= REQUIRED WORK =
Print out every line, exactly as written.
___ SOURCE RECORDS
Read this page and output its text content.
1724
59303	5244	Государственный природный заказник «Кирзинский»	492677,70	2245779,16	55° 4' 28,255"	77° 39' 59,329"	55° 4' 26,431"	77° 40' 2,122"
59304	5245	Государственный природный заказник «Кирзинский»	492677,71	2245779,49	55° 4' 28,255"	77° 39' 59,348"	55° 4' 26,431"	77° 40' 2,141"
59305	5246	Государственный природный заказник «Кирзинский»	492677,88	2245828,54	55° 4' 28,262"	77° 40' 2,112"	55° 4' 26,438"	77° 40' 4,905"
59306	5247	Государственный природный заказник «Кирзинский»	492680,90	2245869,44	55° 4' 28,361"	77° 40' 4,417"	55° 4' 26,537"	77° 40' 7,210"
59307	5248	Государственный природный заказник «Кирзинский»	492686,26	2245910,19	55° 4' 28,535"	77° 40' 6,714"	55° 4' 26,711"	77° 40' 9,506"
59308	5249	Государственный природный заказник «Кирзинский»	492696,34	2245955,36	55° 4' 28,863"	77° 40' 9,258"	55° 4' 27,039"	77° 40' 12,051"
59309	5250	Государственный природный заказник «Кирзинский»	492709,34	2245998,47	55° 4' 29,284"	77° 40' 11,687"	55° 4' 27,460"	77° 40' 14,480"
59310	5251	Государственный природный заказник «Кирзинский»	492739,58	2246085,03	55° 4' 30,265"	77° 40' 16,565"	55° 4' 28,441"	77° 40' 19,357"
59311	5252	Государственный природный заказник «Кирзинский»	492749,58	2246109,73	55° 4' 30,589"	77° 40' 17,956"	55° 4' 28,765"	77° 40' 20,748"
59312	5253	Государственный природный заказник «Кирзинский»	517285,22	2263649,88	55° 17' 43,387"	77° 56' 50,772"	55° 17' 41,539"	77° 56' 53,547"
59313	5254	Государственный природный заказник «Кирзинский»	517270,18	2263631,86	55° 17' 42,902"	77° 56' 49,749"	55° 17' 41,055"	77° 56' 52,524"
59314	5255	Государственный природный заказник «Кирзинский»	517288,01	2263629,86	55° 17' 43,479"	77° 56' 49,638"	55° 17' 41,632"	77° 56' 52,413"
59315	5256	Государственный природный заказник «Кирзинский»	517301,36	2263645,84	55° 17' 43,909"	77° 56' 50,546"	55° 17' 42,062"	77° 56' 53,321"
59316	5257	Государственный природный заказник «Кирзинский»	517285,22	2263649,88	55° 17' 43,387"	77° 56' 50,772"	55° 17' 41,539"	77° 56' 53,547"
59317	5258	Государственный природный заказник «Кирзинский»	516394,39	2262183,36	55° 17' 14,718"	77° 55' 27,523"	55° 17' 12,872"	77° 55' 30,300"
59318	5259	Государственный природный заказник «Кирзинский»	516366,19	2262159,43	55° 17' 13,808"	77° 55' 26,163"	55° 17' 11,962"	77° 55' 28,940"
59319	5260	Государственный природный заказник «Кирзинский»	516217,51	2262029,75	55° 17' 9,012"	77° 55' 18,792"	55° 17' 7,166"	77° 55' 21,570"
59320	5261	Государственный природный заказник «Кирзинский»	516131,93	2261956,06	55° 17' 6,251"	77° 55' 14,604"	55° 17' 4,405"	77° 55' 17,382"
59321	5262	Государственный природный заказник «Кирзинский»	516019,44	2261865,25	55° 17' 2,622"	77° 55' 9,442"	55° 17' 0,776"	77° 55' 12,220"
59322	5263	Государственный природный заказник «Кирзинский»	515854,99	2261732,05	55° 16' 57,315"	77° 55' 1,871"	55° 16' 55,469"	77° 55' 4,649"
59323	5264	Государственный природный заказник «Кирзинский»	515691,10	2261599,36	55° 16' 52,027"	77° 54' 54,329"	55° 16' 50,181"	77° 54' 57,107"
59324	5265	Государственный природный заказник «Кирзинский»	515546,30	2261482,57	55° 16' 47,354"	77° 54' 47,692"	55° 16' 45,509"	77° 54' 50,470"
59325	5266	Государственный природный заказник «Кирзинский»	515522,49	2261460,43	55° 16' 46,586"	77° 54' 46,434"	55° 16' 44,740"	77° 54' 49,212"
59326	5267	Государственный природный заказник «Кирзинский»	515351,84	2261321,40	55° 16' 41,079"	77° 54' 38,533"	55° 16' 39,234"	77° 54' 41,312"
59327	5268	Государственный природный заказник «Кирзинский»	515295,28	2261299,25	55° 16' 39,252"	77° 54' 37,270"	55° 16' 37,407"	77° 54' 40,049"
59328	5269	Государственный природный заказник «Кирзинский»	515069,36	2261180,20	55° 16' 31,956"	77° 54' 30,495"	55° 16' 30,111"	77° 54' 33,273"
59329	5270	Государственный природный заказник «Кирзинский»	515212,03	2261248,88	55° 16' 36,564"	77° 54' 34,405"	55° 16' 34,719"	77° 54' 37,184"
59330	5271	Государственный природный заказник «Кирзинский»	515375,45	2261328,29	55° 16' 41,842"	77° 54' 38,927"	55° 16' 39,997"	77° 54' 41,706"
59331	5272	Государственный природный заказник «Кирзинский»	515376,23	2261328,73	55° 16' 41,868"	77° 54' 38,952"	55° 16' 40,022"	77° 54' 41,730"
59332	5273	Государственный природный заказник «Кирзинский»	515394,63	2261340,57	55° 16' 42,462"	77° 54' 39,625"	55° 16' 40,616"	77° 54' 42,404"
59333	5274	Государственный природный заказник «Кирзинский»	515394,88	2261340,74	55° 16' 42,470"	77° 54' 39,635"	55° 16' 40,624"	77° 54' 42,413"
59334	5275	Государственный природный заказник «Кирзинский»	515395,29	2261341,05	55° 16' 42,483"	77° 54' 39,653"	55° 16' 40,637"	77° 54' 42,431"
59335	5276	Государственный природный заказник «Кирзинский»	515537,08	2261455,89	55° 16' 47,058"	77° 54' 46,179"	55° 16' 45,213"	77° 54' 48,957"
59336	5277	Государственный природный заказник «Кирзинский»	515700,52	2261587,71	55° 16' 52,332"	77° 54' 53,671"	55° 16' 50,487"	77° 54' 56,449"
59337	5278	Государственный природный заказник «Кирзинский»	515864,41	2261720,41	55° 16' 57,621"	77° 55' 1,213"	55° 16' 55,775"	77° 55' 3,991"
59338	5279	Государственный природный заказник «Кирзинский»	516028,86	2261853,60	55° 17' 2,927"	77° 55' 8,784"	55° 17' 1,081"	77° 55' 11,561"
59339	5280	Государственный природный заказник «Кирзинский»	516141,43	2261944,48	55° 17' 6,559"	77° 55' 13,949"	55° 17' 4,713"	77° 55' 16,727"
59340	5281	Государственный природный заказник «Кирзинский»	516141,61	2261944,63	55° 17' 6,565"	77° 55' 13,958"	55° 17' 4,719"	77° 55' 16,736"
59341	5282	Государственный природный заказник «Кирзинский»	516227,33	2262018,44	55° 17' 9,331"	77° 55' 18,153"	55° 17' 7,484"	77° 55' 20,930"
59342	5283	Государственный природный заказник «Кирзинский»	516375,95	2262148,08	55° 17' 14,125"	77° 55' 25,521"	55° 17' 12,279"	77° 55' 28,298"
______
= WRITTEN SOLUTION =
Read this page and output its text content.
1724
59303	5244	Государственный природный заказник «Кирзинский»	492677,70	2245779,16	55° 4' 28,255"	77° 39' 59,329"	55° 4' 26,431"	77° 40' 2,122"
59304	5245	Государственный природный заказник «Кирзинский»	492677,71	2245779,49	55° 4' 28,255"	77° 39' 59,348"	55° 4' 26,431"	77° 40' 2,141"
59305	5246	Государственный природный заказник «Кирзинский»	492677,88	2245828,54	55° 4' 28,262"	77° 40' 2,112"	55° 4' 26,438"	77° 40' 4,905"
59306	5247	Государственный природный заказник «Кирзинский»	492680,90	2245869,44	55° 4' 28,361"	77° 40' 4,417"	55° 4' 26,537"	77° 40' 7,210"
59307	5248	Государственный природный заказник «Кирзинский»	492686,26	2245910,19	55° 4' 28,535"	77° 40' 6,714"	55° 4' 26,711"	77° 40' 9,506"
59308	5249	Государственный природный заказник «Кирзинский»	492696,34	2245955,36	55° 4' 28,863"	77° 40' 9,258"	55° 4' 27,039"	77° 40' 12,051"
59309	5250	Государственный природный заказник «Кирзинский»	492709,34	2245998,47	55° 4' 29,284"	77° 40' 11,687"	55° 4' 27,460"	77° 40' 14,480"
59310	5251	Государственный природный заказник «Кирзинский»	492739,58	2246085,03	55° 4' 30,265"	77° 40' 16,565"	55° 4' 28,441"	77° 40' 19,357"
59311	5252	Государственный природный заказник «Кирзинский»	492749,58	2246109,73	55° 4' 30,589"	77° 40' 17,956"	55° 4' 28,765"	77° 40' 20,748"
59312	5253	Государственный природный заказник «Кирзинский»	517285,22	2263649,88	55° 17' 43,387"	77° 56' 50,772"	55° 17' 41,539"	77° 56' 53,547"
59313	5254	Государственный природный заказник «Кирзинский»	517270,18	2263631,86	55° 17' 42,902"	77° 56' 49,749"	55° 17' 41,055"	77° 56' 52,524"
59314	5255	Государственный природный заказник «Кирзинский»	517288,01	2263629,86	55° 17' 43,479"	77° 56' 49,638"	55° 17' 41,632"	77° 56' 52,413"
59315	5256	Государственный природный заказник «Кирзинский»	517301,36	2263645,84	55° 17' 43,909"	77° 56' 50,546"	55° 17' 42,062"	77° 56' 53,321"
59316	5257	Государственный природный заказник «Кирзинский»	517285,22	2263649,88	55° 17' 43,387"	77° 56' 50,772"	55° 17' 41,539"	77° 56' 53,547"
59317	5258	Государственный природный заказник «Кирзинский»	516394,39	2262183,36	55° 17' 14,718"	77° 55' 27,523"	55° 17' 12,872"	77° 55' 30,300"
59318	5259	Государственный природный заказник «Кирзинский»	516366,19	2262159,43	55° 17' 13,808"	77° 55' 26,163"	55° 17' 11,962"	77° 55' 28,940"
59319	5260	Государственный природный заказник «Кирзинский»	516217,51	2262029,75	55° 17' 9,012"	77° 55' 18,792"	55° 17' 7,166"	77° 55' 21,570"
59320	5261	Государственный природный заказник «Кирзинский»	516131,93	2261956,06	55° 17' 6,251"	77° 55' 14,604"	55° 17' 4,405"	77° 55' 17,382"
59321	5262	Государственный природный заказник «Кирзинский»	516019,44	2261865,25	55° 17' 2,622"	77° 55' 9,442"	55° 17' 0,776"	77° 55' 12,220"
59322	5263	Государственный природный заказник «Кирзинский»	515854,99	2261732,05	55° 16' 57,315"	77° 55' 1,871"	55° 16' 55,469"	77° 55' 4,649"
59323	5264	Государственный природный заказник «Кирзинский»	515691,10	2261599,36	55° 16' 52,027"	77° 54' 54,329"	55° 16' 50,181"	77° 54' 57,107"
59324	5265	Государственный природный заказник «Кирзинский»	515546,30	2261482,57	55° 16' 47,354"	77° 54' 47,692"	55° 16' 45,509"	77° 54' 50,470"
59325	5266	Государственный природный заказник «Кирзинский»	515522,49	2261460,43	55° 16' 46,586"	77° 54' 46,434"	55° 16' 44,740"	77° 54' 49,212"
59326	5267	Государственный природный заказник «Кирзинский»	515351,84	2261321,40	55° 16' 41,079"	77° 54' 38,533"	55° 16' 39,234"	77° 54' 41,312"
59327	5268	Государственный природный заказник «Кирзинский»	515295,28	2261299,25	55° 16' 39,252"	77° 54' 37,270"	55° 16' 37,407"	77° 54' 40,049"
59328	5269	Государственный природный заказник «Кирзинский»	515069,36	2261180,20	55° 16' 31,956"	77° 54' 30,495"	55° 16' 30,111"	77° 54' 33,273"
59329	5270	Государственный природный заказник «Кирзинский»	515212,03	2261248,88	55° 16' 36,564"	77° 54' 34,405"	55° 16' 34,719"	77° 54' 37,184"
59330	5271	Государственный природный заказник «Кирзинский»	515375,45	2261328,29	55° 16' 41,842"	77° 54' 38,927"	55° 16' 39,997"	77° 54' 41,706"
59331	5272	Государственный природный заказник «Кирзинский»	515376,23	2261328,73	55° 16' 41,868"	77° 54' 38,952"	55° 16' 40,022"	77° 54' 41,730"
59332	5273	Государственный природный заказник «Кирзинский»	515394,63	2261340,57	55° 16' 42,462"	77° 54' 39,625"	55° 16' 40,616"	77° 54' 42,404"
59333	5274	Государственный природный заказник «Кирзинский»	515394,88	2261340,74	55° 16' 42,470"	77° 54' 39,635"	55° 16' 40,624"	77° 54' 42,413"
59334	5275	Государственный природный заказник «Кирзинский»	515395,29	2261341,05	55° 16' 42,483"	77° 54' 39,653"	55° 16' 40,637"	77° 54' 42,431"
59335	5276	Государственный природный заказник «Кирзинский»	515537,08	2261455,89	55° 16' 47,058"	77° 54' 46,179"	55° 16' 45,213"	77° 54' 48,957"
59336	5277	Государственный природный заказник «Кирзинский»	515700,52	2261587,71	55° 16' 52,332"	77° 54' 53,671"	55° 16' 50,487"	77° 54' 56,449"
59337	5278	Государственный природный заказник «Кирзинский»	515864,41	2261720,41	55° 16' 57,621"	77° 55' 1,213"	55° 16' 55,775"	77° 55' 3,991"
59338	5279	Государственный природный заказник «Кирзинский»	516028,86	2261853,60	55° 17' 2,927"	77° 55' 8,784"	55° 17' 1,081"	77° 55' 11,561"
59339	5280	Государственный природный заказник «Кирзинский»	516141,43	2261944,48	55° 17' 6,559"	77° 55' 13,949"	55° 17' 4,713"	77° 55' 16,727"
59340	5281	Государственный природный заказник «Кирзинский»	516141,61	2261944,63	55° 17' 6,565"	77° 55' 13,958"	55° 17' 4,719"	77° 55' 16,736"
59341	5282	Государственный природный заказник «Кирзинский»	516227,33	2262018,44	55° 17' 9,331"	77° 55' 18,153"	55° 17' 7,484"	77° 55' 20,930"
59342	5283	Государственный природный заказник «Кирзинский»	516375,95	2262148,08	55° 17' 14,125"	77° 55' 25,521"	55° 17' 12,279"	77° 55' 28,298"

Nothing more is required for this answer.